** Exercise objective **
Are you able to quote each entry exactly as written?

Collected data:

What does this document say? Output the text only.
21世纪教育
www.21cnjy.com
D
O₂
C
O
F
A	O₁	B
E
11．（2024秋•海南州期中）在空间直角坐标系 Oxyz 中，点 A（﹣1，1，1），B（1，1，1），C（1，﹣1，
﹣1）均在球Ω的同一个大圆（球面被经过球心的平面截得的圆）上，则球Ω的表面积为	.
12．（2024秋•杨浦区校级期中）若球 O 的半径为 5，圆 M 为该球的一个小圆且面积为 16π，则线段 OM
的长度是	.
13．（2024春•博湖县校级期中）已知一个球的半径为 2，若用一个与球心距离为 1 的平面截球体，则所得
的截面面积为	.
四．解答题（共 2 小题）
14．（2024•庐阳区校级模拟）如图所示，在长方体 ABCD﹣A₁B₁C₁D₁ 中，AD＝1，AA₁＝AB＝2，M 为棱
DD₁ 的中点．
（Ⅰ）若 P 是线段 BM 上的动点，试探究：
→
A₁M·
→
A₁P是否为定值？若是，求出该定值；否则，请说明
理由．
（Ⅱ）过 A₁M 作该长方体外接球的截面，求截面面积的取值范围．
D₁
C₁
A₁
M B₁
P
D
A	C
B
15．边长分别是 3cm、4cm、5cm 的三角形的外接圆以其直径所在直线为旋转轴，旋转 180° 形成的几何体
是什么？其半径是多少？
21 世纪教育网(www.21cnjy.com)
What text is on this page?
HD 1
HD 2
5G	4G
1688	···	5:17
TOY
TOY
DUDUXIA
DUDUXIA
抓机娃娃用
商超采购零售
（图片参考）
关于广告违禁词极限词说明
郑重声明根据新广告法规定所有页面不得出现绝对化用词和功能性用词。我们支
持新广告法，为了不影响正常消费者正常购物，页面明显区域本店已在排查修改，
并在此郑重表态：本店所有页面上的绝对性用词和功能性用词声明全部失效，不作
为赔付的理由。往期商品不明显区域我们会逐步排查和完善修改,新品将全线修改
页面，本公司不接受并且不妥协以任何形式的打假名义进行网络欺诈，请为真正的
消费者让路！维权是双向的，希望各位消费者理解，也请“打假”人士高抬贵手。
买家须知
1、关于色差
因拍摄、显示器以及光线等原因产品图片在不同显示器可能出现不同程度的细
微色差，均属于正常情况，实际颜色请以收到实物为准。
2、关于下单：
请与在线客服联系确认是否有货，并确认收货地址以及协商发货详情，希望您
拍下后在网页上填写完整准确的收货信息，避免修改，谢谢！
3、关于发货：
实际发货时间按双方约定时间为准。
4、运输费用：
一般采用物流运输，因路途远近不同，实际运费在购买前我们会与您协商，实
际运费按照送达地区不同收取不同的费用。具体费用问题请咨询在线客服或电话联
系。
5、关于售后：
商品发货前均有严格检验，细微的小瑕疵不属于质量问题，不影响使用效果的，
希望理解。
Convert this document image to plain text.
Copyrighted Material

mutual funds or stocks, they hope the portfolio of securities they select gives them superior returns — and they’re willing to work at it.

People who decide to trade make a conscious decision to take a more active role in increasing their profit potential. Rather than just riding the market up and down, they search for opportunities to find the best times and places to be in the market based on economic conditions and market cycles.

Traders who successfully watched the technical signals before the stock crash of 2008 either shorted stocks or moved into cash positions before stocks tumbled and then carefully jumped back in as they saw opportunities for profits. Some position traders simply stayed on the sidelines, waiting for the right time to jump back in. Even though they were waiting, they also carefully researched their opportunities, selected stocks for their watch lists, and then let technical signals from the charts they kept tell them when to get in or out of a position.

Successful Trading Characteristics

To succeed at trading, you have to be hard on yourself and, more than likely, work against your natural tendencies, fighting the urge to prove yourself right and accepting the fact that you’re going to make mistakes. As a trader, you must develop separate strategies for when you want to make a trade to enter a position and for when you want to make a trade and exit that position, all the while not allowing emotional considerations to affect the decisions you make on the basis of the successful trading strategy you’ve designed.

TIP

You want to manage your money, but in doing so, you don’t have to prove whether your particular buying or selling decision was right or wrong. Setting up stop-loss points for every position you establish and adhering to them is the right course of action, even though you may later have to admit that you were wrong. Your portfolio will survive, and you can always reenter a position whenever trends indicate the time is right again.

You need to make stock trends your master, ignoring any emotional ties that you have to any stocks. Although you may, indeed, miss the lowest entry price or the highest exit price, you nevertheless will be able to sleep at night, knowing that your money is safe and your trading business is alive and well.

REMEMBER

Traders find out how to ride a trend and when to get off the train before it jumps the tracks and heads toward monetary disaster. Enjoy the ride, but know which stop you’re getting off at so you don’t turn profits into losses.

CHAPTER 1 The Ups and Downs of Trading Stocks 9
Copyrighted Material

** Result of this exercise **
What does this document say? Output the text only.
21世纪教育
www.21cnjy.com
D
O₂
C
O
F
A	O₁	B
E
11．（2024秋•海南州期中）在空间直角坐标系 Oxyz 中，点 A（﹣1，1，1），B（1，1，1），C（1，﹣1，
﹣1）均在球Ω的同一个大圆（球面被经过球心的平面截得的圆）上，则球Ω的表面积为	.
12．（2024秋•杨浦区校级期中）若球 O 的半径为 5，圆 M 为该球的一个小圆且面积为 16π，则线段 OM
的长度是	.
13．（2024春•博湖县校级期中）已知一个球的半径为 2，若用一个与球心距离为 1 的平面截球体，则所得
的截面面积为	.
四．解答题（共 2 小题）
14．（2024•庐阳区校级模拟）如图所示，在长方体 ABCD﹣A₁B₁C₁D₁ 中，AD＝1，AA₁＝AB＝2，M 为棱
DD₁ 的中点．
（Ⅰ）若 P 是线段 BM 上的动点，试探究：
→
A₁M·
→
A₁P是否为定值？若是，求出该定值；否则，请说明
理由．
（Ⅱ）过 A₁M 作该长方体外接球的截面，求截面面积的取值范围．
D₁
C₁
A₁
M B₁
P
D
A	C
B
15．边长分别是 3cm、4cm、5cm 的三角形的外接圆以其直径所在直线为旋转轴，旋转 180° 形成的几何体
是什么？其半径是多少？
21 世纪教育网(www.21cnjy.com)
What text is on this page?
HD 1
HD 2
5G	4G
1688	···	5:17
TOY
TOY
DUDUXIA
DUDUXIA
抓机娃娃用
商超采购零售
（图片参考）
关于广告违禁词极限词说明
郑重声明根据新广告法规定所有页面不得出现绝对化用词和功能性用词。我们支
持新广告法，为了不影响正常消费者正常购物，页面明显区域本店已在排查修改，
并在此郑重表态：本店所有页面上的绝对性用词和功能性用词声明全部失效，不作
为赔付的理由。往期商品不明显区域我们会逐步排查和完善修改,新品将全线修改
页面，本公司不接受并且不妥协以任何形式的打假名义进行网络欺诈，请为真正的
消费者让路！维权是双向的，希望各位消费者理解，也请“打假”人士高抬贵手。
买家须知
1、关于色差
因拍摄、显示器以及光线等原因产品图片在不同显示器可能出现不同程度的细
微色差，均属于正常情况，实际颜色请以收到实物为准。
2、关于下单：
请与在线客服联系确认是否有货，并确认收货地址以及协商发货详情，希望您
拍下后在网页上填写完整准确的收货信息，避免修改，谢谢！
3、关于发货：
实际发货时间按双方约定时间为准。
4、运输费用：
一般采用物流运输，因路途远近不同，实际运费在购买前我们会与您协商，实
际运费按照送达地区不同收取不同的费用。具体费用问题请咨询在线客服或电话联
系。
5、关于售后：
商品发货前均有严格检验，细微的小瑕疵不属于质量问题，不影响使用效果的，
希望理解。
Convert this document image to plain text.
Copyrighted Material

mutual funds or stocks, they hope the portfolio of securities they select gives them superior returns — and they’re willing to work at it.

People who decide to trade make a conscious decision to take a more active role in increasing their profit potential. Rather than just riding the market up and down, they search for opportunities to find the best times and places to be in the market based on economic conditions and market cycles.

Traders who successfully watched the technical signals before the stock crash of 2008 either shorted stocks or moved into cash positions before stocks tumbled and then carefully jumped back in as they saw opportunities for profits. Some position traders simply stayed on the sidelines, waiting for the right time to jump back in. Even though they were waiting, they also carefully researched their opportunities, selected stocks for their watch lists, and then let technical signals from the charts they kept tell them when to get in or out of a position.

Successful Trading Characteristics

To succeed at trading, you have to be hard on yourself and, more than likely, work against your natural tendencies, fighting the urge to prove yourself right and accepting the fact that you’re going to make mistakes. As a trader, you must develop separate strategies for when you want to make a trade to enter a position and for when you want to make a trade and exit that position, all the while not allowing emotional considerations to affect the decisions you make on the basis of the successful trading strategy you’ve designed.

TIP

You want to manage your money, but in doing so, you don’t have to prove whether your particular buying or selling decision was right or wrong. Setting up stop-loss points for every position you establish and adhering to them is the right course of action, even though you may later have to admit that you were wrong. Your portfolio will survive, and you can always reenter a position whenever trends indicate the time is right again.

You need to make stock trends your master, ignoring any emotional ties that you have to any stocks. Although you may, indeed, miss the lowest entry price or the highest exit price, you nevertheless will be able to sleep at night, knowing that your money is safe and your trading business is alive and well.

REMEMBER

Traders find out how to ride a trend and when to get off the train before it jumps the tracks and heads toward monetary disaster. Enjoy the ride, but know which stop you’re getting off at so you don’t turn profits into losses.

CHAPTER 1 The Ups and Downs of Trading Stocks 9
Copyrighted Material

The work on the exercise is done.